Exercise goal: Search the records that follow and extract every line containing the string "with".

Collected data
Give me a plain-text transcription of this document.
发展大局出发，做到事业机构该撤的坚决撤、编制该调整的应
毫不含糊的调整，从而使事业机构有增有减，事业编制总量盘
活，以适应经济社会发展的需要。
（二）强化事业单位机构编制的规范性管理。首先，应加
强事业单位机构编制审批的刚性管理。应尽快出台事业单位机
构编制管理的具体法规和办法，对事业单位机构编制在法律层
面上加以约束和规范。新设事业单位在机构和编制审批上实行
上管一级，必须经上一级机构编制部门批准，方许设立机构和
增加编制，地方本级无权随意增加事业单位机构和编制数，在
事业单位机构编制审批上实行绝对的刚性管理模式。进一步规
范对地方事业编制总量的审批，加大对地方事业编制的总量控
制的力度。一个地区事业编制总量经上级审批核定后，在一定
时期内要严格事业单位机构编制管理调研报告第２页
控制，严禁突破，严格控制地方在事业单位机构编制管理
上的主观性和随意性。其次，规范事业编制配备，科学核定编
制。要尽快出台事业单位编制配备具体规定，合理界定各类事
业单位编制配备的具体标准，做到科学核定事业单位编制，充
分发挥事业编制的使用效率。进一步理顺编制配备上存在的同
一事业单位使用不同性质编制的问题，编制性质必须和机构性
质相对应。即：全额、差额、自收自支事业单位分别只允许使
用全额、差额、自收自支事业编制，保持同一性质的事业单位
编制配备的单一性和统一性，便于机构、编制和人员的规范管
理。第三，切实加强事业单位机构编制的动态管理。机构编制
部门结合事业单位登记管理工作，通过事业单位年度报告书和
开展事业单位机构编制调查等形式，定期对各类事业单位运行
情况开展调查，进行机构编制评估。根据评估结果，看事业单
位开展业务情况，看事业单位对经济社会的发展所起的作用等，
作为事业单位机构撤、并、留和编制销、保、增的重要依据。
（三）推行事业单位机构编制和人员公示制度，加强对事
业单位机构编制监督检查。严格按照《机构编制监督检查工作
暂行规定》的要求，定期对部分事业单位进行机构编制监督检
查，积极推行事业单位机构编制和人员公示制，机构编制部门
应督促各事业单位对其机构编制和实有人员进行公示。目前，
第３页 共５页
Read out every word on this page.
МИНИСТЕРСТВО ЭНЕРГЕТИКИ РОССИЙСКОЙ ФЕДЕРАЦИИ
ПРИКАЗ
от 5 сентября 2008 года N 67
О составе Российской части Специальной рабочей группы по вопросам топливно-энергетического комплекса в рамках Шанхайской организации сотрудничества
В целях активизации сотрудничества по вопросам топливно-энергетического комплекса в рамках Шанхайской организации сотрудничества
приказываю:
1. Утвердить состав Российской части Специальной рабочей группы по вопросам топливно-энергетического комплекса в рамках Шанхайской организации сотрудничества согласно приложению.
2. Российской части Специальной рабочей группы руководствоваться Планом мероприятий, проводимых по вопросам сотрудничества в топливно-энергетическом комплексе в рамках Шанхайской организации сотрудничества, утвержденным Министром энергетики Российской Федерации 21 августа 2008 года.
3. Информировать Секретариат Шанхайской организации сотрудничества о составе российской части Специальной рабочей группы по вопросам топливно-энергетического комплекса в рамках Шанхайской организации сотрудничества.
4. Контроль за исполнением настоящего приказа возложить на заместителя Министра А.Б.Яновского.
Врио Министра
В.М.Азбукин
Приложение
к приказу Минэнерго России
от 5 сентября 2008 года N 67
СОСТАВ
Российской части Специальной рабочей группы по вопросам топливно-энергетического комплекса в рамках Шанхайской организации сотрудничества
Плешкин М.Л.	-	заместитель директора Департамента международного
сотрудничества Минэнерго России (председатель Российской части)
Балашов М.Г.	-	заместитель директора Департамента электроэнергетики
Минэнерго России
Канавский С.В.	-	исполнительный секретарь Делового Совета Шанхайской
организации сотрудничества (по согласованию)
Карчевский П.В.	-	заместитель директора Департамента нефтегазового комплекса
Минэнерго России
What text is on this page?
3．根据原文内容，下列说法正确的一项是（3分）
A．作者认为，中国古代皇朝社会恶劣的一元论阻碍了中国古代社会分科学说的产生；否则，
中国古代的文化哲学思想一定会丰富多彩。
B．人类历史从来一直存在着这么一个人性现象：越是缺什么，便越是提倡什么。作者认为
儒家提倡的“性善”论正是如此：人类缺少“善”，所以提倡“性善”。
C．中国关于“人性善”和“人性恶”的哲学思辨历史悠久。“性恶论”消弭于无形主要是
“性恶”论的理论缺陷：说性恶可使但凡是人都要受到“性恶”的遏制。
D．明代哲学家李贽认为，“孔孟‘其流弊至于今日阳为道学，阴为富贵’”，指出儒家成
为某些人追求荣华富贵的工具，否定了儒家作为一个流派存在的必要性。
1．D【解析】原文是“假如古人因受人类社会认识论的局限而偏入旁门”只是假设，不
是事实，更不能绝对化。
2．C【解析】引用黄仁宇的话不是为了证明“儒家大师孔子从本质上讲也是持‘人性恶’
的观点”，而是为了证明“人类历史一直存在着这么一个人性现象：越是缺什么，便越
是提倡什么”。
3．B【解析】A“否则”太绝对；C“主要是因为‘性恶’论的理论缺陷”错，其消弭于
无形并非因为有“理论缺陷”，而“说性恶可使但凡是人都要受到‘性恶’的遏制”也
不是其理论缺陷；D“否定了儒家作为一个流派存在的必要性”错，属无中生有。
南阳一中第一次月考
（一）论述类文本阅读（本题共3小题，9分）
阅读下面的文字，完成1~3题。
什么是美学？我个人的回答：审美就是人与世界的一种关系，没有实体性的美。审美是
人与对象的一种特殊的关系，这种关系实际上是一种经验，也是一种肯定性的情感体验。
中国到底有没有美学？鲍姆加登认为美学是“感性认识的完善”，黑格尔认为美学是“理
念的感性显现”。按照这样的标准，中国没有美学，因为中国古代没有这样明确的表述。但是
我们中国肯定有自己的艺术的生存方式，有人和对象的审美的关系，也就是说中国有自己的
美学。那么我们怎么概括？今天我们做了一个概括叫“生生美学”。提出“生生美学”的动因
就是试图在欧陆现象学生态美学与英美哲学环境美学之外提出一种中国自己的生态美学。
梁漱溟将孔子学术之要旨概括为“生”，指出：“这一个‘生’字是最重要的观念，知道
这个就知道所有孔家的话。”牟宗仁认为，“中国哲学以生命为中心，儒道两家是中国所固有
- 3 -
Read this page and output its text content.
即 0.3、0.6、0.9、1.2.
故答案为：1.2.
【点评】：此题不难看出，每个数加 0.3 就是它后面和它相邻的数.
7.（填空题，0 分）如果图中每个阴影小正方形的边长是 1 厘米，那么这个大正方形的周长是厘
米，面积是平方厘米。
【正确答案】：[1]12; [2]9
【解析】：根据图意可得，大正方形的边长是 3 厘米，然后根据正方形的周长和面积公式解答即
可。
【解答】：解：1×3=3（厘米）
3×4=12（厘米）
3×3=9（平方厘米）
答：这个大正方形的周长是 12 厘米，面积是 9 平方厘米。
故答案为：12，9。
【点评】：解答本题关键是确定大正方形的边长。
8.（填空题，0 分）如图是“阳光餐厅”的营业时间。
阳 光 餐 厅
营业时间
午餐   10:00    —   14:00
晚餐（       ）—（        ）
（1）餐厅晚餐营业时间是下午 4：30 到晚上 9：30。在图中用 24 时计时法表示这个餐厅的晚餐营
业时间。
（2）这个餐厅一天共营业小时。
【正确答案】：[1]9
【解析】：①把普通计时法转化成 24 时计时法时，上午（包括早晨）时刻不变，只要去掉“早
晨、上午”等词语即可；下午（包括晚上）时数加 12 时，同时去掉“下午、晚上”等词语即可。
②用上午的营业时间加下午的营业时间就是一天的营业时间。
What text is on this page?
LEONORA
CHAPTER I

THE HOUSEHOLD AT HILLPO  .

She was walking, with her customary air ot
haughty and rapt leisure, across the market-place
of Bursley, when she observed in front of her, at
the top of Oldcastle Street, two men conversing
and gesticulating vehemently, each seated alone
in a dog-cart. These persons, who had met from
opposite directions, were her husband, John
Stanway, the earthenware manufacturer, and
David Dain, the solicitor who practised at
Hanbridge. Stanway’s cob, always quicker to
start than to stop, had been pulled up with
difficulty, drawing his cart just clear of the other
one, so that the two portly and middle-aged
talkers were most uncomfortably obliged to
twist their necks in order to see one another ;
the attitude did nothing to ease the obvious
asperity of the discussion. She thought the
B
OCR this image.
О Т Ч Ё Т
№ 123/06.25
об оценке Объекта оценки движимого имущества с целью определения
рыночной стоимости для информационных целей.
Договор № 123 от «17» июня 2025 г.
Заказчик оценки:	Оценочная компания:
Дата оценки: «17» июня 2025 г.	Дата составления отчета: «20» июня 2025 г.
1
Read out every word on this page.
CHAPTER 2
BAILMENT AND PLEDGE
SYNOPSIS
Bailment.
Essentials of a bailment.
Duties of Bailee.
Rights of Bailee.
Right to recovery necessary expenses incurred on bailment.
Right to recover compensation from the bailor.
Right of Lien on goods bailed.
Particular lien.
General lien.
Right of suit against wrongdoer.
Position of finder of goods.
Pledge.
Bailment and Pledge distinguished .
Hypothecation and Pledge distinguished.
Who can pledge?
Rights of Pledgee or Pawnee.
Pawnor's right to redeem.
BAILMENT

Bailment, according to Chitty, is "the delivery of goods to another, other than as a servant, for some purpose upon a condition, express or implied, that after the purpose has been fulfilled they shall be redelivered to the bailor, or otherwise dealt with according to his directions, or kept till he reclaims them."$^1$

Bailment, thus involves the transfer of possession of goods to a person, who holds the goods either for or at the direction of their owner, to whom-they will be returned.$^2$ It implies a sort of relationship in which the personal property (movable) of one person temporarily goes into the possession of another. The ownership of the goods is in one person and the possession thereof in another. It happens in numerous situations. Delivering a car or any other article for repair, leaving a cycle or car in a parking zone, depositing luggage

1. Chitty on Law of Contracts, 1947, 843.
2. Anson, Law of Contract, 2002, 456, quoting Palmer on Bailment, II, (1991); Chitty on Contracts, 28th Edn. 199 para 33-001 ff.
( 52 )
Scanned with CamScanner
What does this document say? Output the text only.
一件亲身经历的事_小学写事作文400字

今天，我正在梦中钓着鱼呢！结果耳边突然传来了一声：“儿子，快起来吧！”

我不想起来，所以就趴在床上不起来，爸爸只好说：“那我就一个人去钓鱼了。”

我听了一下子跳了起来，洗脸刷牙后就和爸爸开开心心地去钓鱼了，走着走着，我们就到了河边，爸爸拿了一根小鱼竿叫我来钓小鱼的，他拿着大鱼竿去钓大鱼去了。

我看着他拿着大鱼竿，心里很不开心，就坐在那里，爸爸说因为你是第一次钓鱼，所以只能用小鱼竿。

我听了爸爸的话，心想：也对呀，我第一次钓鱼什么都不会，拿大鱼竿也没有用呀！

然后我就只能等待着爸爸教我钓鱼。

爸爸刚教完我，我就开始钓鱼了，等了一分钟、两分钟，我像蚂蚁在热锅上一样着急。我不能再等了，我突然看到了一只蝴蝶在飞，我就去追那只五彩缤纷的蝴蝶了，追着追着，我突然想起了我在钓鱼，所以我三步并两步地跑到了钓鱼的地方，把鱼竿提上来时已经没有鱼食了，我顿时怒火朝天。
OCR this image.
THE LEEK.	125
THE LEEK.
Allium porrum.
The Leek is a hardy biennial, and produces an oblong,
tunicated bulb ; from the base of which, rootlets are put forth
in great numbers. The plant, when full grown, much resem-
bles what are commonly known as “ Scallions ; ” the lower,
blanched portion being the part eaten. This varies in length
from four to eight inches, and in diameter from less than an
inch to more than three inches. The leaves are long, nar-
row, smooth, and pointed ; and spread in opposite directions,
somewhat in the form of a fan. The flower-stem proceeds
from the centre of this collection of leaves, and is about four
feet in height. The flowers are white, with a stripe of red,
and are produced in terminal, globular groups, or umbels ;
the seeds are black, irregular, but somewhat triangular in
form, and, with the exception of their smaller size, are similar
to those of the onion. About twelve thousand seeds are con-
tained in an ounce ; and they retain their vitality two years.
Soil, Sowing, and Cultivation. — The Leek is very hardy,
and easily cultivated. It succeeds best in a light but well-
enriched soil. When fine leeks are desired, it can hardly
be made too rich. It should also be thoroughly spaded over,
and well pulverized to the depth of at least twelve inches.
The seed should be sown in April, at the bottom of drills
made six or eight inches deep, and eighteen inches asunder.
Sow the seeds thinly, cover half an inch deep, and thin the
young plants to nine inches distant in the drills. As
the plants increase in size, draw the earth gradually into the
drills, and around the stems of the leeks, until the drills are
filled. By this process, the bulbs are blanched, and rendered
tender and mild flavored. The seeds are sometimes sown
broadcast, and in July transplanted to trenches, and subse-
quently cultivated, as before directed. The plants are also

Answer below:
She was walking, with her customary air ot
start than to stop, had been pulled up with
Bailment, according to Chitty, is "the delivery of goods to another, other than as a servant, for some purpose upon a condition, express or implied, that after the purpose has been fulfilled they shall be redelivered to the bailor, or otherwise dealt with according to his directions, or kept till he reclaims them."$^1$
Scanned with CamScanner
feet in height. The flowers are white, with a stripe of red,
form, and, with the exception of their smaller size, are similar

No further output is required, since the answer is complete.